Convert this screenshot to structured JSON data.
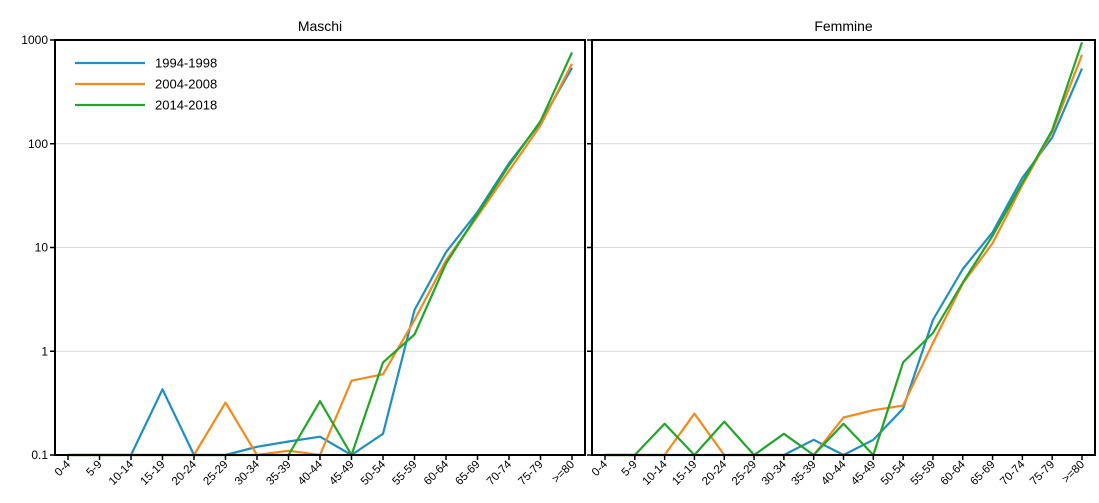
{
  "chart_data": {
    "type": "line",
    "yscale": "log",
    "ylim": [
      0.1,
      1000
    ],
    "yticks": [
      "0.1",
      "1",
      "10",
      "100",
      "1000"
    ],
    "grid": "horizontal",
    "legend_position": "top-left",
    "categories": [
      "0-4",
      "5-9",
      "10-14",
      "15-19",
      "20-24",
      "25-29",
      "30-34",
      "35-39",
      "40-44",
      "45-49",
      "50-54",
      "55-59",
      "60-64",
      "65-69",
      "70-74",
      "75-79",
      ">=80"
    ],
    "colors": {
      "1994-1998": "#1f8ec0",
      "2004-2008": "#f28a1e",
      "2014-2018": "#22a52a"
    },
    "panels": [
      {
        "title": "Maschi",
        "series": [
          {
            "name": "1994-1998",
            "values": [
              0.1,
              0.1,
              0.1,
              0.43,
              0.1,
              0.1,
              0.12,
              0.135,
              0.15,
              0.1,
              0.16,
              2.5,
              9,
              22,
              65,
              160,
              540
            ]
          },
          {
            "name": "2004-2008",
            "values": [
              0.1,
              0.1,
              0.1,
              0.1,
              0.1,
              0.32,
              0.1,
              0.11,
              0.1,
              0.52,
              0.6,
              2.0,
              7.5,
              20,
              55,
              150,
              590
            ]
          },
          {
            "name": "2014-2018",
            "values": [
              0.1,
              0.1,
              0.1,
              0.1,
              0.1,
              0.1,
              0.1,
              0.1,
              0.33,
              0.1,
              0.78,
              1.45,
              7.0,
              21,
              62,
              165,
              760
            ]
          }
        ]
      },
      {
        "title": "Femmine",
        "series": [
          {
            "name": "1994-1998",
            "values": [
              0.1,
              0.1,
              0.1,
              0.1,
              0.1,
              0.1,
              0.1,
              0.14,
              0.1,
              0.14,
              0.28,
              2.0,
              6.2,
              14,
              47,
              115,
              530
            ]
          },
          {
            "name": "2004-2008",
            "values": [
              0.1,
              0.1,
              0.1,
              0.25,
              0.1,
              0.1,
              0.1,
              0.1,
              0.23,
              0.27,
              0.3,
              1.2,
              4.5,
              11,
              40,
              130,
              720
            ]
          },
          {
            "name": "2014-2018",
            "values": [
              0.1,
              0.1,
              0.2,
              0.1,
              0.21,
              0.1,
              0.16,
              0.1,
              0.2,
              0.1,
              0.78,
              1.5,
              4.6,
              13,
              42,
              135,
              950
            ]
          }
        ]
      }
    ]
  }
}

···

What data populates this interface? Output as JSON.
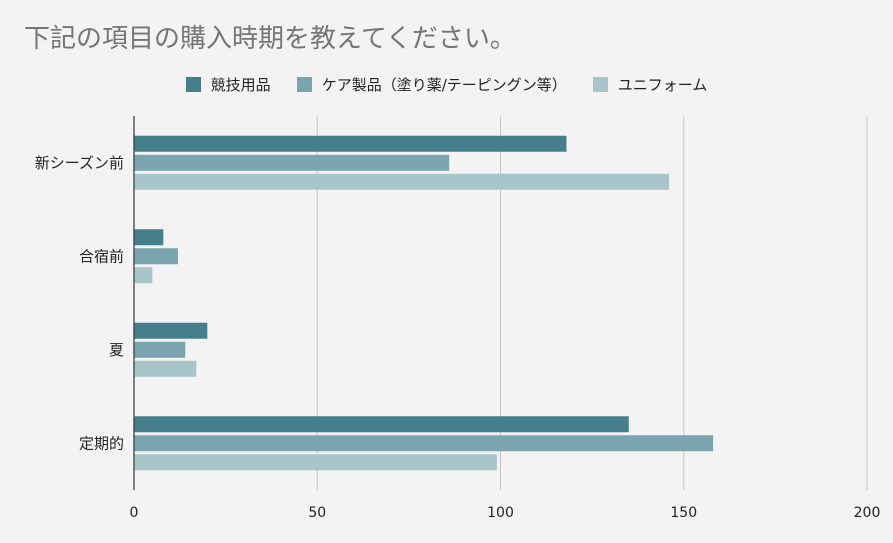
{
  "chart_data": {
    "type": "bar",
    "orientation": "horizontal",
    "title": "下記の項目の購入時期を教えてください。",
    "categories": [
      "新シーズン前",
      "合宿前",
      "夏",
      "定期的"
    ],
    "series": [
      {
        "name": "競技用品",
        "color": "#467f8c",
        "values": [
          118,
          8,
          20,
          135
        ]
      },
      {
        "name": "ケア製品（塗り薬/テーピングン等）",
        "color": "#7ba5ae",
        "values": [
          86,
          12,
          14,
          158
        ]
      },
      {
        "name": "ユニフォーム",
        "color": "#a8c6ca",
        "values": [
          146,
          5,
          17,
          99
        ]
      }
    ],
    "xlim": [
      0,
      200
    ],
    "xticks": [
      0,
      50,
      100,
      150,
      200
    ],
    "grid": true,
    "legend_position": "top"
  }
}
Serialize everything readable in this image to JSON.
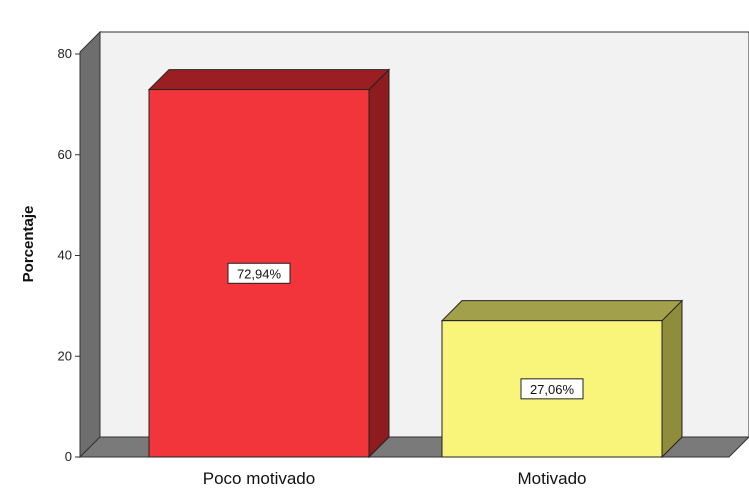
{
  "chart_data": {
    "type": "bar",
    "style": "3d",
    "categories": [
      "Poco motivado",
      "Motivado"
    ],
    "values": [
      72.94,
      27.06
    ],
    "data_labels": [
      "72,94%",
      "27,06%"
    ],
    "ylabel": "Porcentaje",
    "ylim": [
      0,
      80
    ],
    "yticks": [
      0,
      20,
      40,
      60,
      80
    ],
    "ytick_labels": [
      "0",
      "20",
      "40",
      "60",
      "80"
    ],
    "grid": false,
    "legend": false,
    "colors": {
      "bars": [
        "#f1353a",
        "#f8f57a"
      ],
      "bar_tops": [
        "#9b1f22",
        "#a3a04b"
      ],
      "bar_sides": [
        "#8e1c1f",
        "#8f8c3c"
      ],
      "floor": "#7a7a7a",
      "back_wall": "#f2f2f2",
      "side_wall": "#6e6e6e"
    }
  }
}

···

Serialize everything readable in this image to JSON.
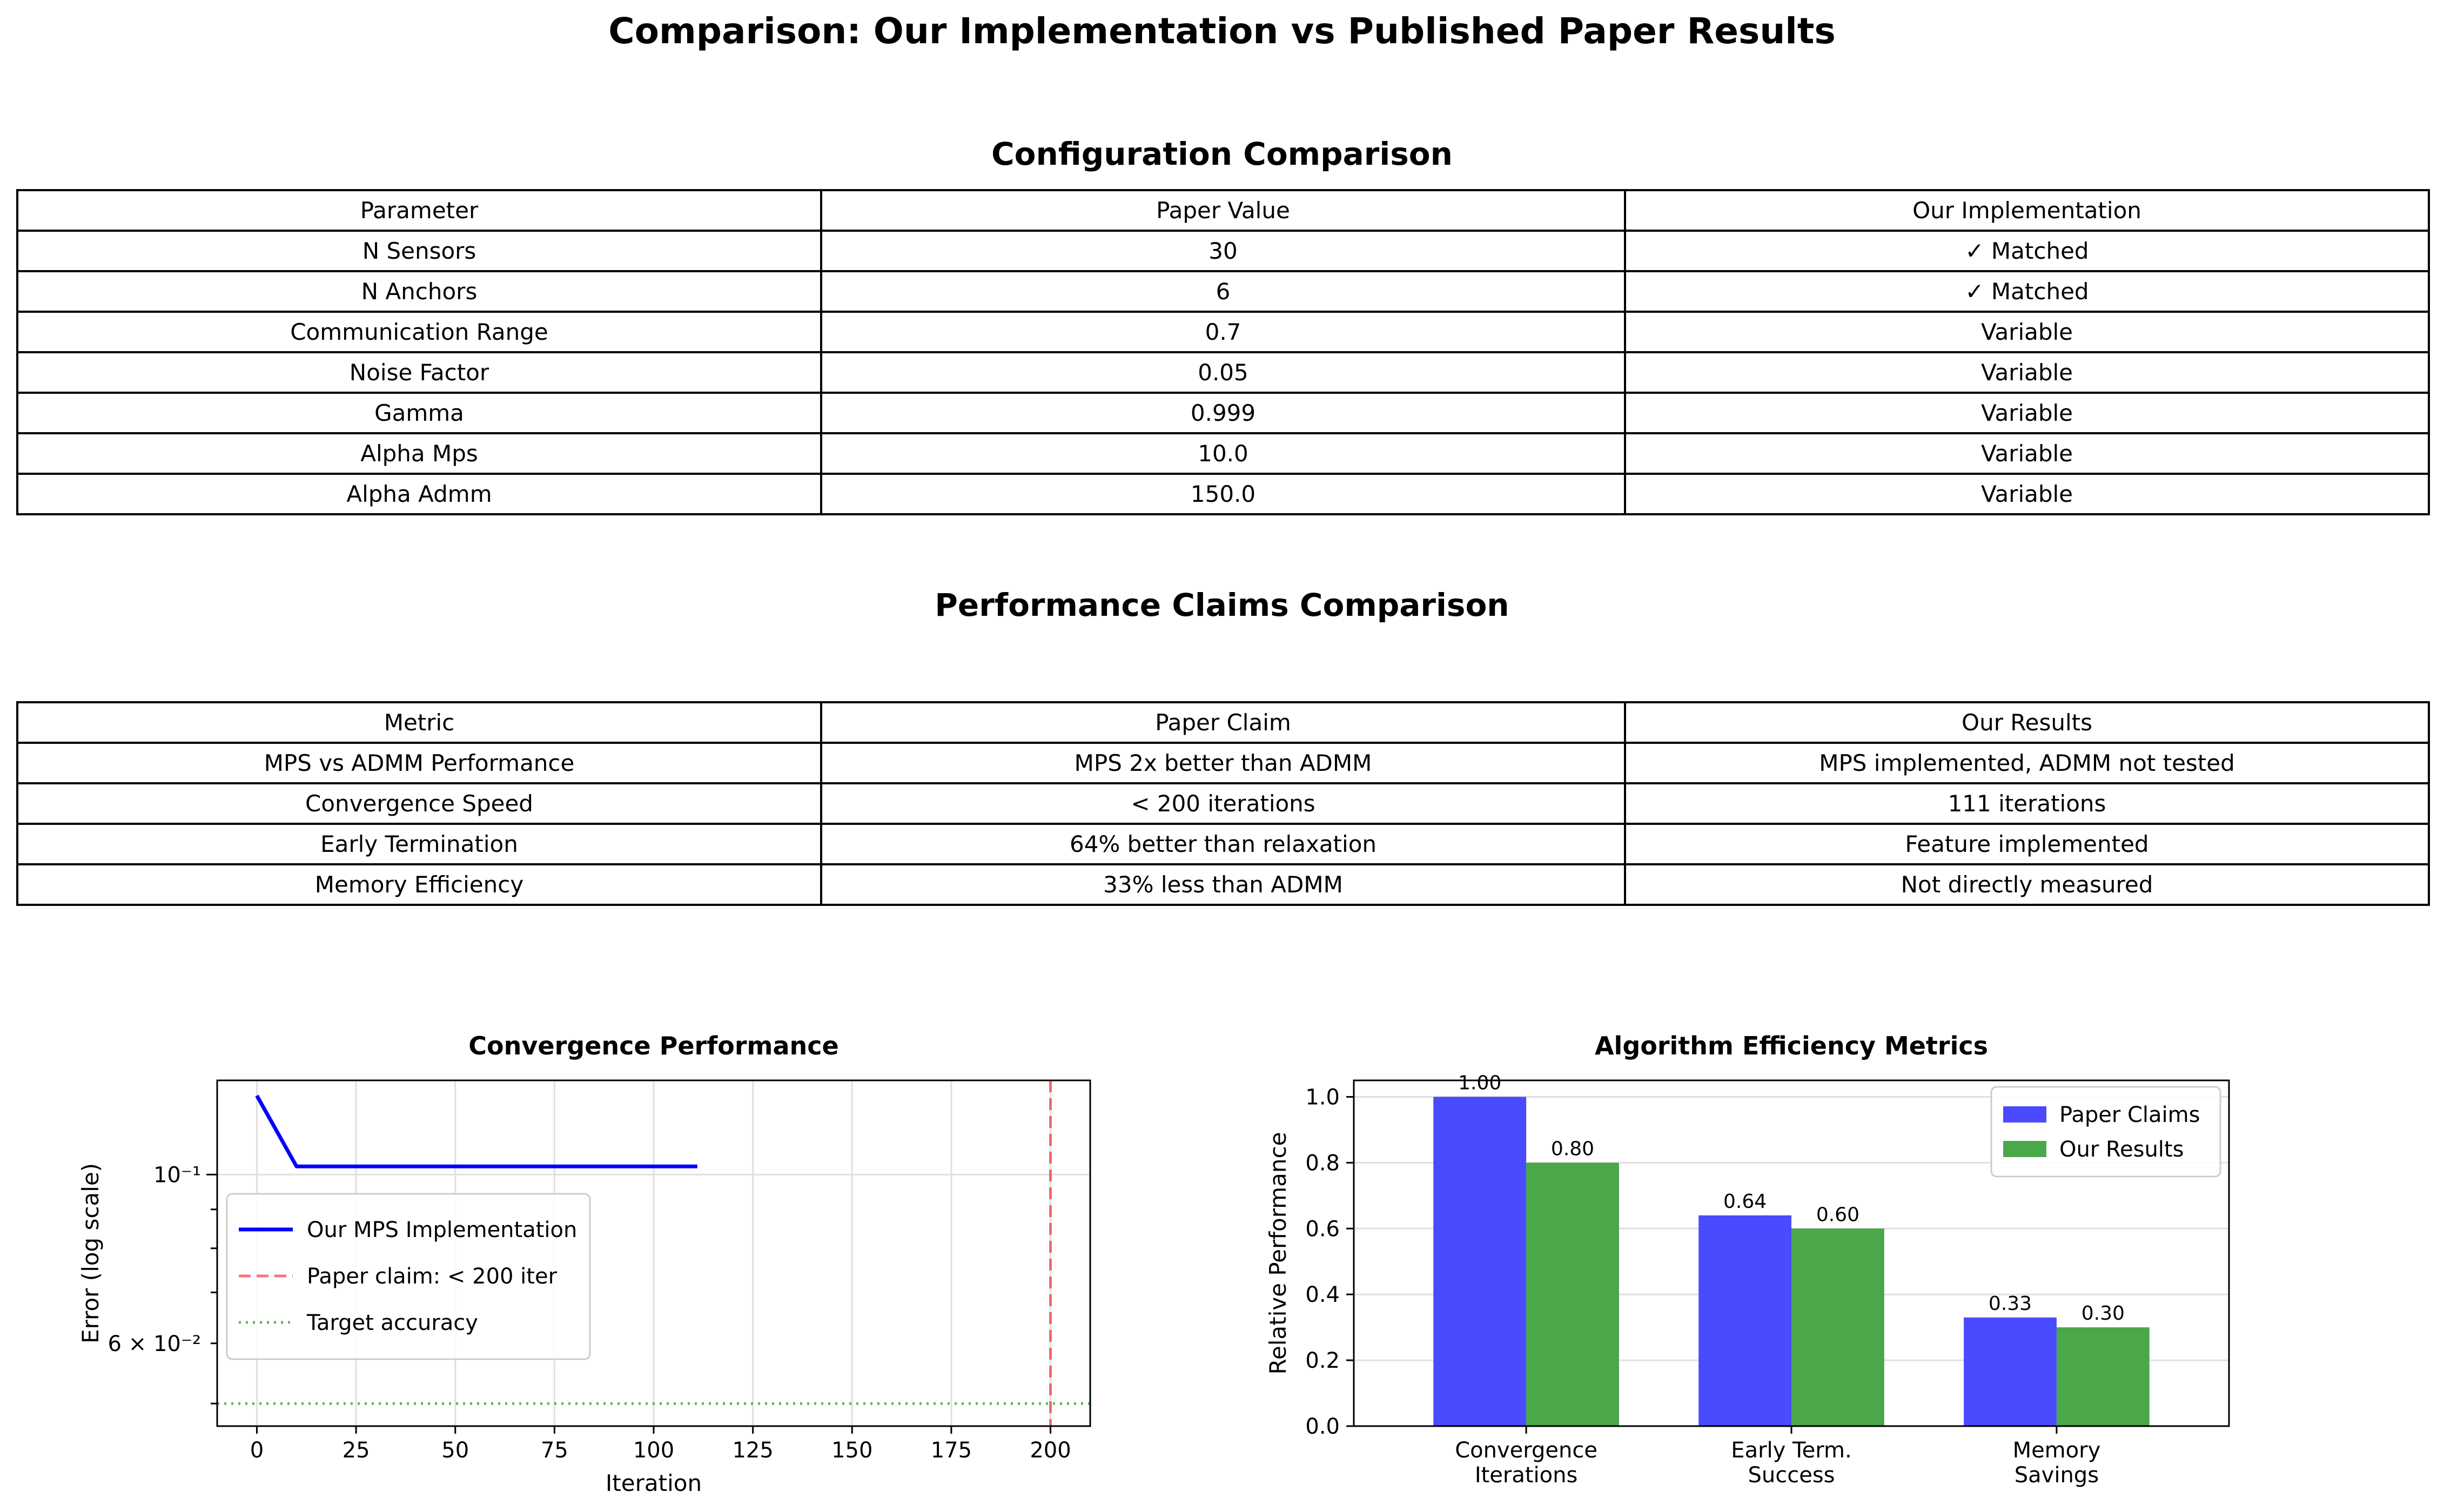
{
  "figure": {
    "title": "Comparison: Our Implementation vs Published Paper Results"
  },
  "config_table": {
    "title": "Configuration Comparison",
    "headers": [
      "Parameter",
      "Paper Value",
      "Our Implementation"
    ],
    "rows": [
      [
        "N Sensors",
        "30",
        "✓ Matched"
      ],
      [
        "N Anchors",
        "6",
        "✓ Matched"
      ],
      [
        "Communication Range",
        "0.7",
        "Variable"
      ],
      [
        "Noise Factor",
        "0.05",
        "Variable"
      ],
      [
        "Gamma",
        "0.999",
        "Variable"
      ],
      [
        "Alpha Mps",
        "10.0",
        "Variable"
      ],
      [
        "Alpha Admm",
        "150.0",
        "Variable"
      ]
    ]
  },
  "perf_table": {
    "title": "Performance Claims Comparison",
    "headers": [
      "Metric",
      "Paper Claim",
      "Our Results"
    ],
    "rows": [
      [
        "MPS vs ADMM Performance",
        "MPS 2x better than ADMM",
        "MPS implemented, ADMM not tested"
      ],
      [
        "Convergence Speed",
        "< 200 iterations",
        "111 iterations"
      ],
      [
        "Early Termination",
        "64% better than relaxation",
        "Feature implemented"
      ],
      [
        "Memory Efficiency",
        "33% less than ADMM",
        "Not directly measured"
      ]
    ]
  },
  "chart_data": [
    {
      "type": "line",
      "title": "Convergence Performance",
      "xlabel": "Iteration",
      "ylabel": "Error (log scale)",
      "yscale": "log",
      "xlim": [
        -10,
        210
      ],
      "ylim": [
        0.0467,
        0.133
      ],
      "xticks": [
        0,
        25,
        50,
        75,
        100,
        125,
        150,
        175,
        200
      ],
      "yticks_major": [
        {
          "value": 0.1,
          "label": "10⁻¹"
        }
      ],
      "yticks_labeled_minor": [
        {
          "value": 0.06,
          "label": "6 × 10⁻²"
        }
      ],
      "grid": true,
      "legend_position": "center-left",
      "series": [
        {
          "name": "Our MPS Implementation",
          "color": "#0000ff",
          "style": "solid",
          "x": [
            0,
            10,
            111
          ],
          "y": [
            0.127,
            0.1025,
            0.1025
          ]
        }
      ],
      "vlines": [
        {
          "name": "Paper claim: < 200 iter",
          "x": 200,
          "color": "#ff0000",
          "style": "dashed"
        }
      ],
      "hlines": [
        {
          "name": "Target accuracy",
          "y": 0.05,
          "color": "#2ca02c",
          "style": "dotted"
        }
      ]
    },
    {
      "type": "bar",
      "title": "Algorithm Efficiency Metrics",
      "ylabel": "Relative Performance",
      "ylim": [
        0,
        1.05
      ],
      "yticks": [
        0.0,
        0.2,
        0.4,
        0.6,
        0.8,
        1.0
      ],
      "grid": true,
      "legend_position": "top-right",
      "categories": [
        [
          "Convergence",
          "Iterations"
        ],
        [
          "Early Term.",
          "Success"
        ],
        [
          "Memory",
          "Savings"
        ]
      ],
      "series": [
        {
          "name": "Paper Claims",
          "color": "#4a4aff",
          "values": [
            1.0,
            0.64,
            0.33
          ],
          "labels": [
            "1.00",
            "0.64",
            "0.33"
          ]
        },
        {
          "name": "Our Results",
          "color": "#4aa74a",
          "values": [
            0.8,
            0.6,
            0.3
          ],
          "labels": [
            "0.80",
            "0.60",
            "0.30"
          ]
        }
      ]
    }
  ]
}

···

[PROMPT] Find the number of lines in which the word "ylabel" occurs, and write nothing but that number.

[TASK RESPONSE] 3